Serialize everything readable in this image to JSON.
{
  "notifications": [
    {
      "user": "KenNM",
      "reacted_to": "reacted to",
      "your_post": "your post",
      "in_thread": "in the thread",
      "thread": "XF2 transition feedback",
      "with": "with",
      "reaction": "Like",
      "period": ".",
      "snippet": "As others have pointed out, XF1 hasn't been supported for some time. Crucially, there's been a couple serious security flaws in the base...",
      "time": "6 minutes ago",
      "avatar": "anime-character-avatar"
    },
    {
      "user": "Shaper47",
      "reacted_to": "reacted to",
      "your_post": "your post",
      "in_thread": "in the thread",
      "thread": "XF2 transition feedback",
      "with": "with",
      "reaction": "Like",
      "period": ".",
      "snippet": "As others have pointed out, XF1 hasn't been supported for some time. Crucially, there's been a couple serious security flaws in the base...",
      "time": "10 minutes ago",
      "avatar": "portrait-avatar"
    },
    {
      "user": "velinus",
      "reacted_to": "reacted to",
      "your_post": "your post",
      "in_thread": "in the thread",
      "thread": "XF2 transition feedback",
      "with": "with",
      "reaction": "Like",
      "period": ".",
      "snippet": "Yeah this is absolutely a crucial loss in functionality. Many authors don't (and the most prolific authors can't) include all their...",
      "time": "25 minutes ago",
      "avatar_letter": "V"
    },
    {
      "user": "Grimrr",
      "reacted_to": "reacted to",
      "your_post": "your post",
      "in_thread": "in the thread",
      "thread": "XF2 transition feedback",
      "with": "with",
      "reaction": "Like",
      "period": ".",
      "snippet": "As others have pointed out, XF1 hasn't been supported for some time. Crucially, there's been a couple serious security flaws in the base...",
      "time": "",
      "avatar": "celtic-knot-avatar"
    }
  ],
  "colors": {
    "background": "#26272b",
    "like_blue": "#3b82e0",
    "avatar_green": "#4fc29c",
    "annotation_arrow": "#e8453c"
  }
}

| WRITTEN REQUEST |
Work out how many lines of the data hold the string "user". Reply with that number alone.

| WRITTEN ANSWER |
4